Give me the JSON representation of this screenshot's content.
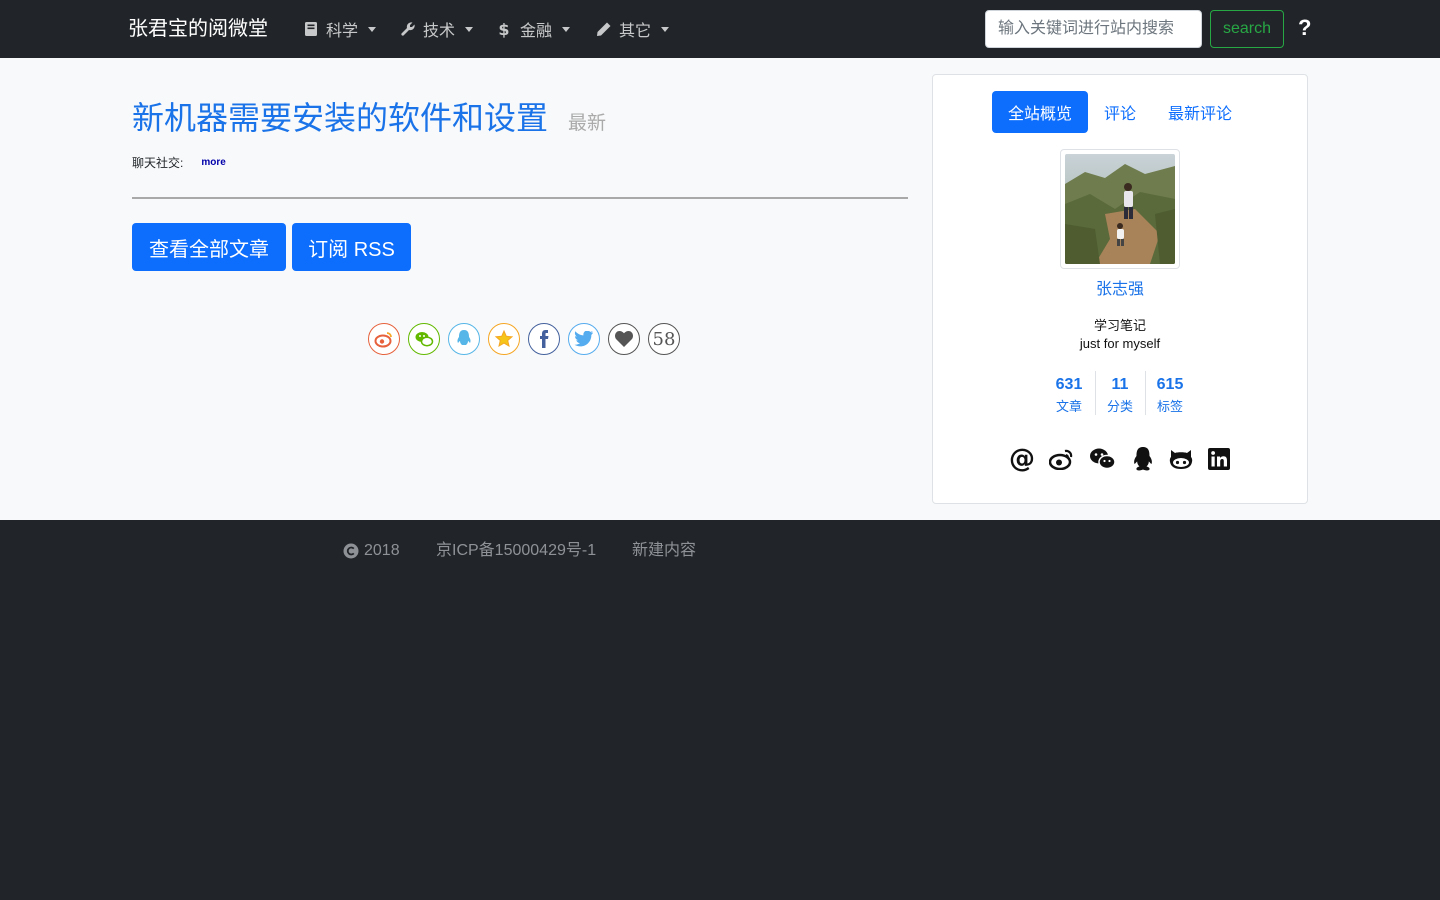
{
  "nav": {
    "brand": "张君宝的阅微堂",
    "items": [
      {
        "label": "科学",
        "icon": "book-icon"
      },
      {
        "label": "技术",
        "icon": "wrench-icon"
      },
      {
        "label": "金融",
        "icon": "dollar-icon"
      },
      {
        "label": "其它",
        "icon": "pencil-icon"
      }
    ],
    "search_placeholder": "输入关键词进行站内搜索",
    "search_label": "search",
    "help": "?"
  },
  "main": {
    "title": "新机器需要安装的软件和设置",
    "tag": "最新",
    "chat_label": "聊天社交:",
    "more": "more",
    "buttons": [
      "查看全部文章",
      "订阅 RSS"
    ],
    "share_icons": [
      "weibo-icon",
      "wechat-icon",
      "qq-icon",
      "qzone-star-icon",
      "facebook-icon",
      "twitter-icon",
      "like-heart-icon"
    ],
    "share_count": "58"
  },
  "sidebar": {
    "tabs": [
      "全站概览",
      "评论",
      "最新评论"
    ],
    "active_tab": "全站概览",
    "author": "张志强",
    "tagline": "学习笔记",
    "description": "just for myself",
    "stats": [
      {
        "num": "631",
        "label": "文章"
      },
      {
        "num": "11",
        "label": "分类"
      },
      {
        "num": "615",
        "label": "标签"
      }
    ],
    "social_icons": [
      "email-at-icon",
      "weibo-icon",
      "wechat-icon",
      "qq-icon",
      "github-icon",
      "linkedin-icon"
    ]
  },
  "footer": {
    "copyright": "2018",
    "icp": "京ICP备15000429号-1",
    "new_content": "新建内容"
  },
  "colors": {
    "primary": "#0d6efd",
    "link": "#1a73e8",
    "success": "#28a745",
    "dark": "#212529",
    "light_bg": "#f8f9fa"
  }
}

◇ ◇ ◇ ◇ ◇

Transcribe the whole listing exactly. Pictures stay out of your copy.

Give me the JSON representation of this screenshot's content.
{
  "nav": {
    "brand": "张君宝的阅微堂",
    "items": [
      {
        "label": "科学",
        "icon": "book-icon"
      },
      {
        "label": "技术",
        "icon": "wrench-icon"
      },
      {
        "label": "金融",
        "icon": "dollar-icon"
      },
      {
        "label": "其它",
        "icon": "pencil-icon"
      }
    ],
    "search_placeholder": "输入关键词进行站内搜索",
    "search_label": "search",
    "help": "?"
  },
  "main": {
    "title": "新机器需要安装的软件和设置",
    "tag": "最新",
    "chat_label": "聊天社交:",
    "more": "more",
    "buttons": [
      "查看全部文章",
      "订阅 RSS"
    ],
    "share_icons": [
      "weibo-icon",
      "wechat-icon",
      "qq-icon",
      "qzone-star-icon",
      "facebook-icon",
      "twitter-icon",
      "like-heart-icon"
    ],
    "share_count": "58"
  },
  "sidebar": {
    "tabs": [
      "全站概览",
      "评论",
      "最新评论"
    ],
    "active_tab": "全站概览",
    "author": "张志强",
    "tagline": "学习笔记",
    "description": "just for myself",
    "stats": [
      {
        "num": "631",
        "label": "文章"
      },
      {
        "num": "11",
        "label": "分类"
      },
      {
        "num": "615",
        "label": "标签"
      }
    ],
    "social_icons": [
      "email-at-icon",
      "weibo-icon",
      "wechat-icon",
      "qq-icon",
      "github-icon",
      "linkedin-icon"
    ]
  },
  "footer": {
    "copyright": "2018",
    "icp": "京ICP备15000429号-1",
    "new_content": "新建内容"
  },
  "colors": {
    "primary": "#0d6efd",
    "link": "#1a73e8",
    "success": "#28a745",
    "dark": "#212529",
    "light_bg": "#f8f9fa"
  }
}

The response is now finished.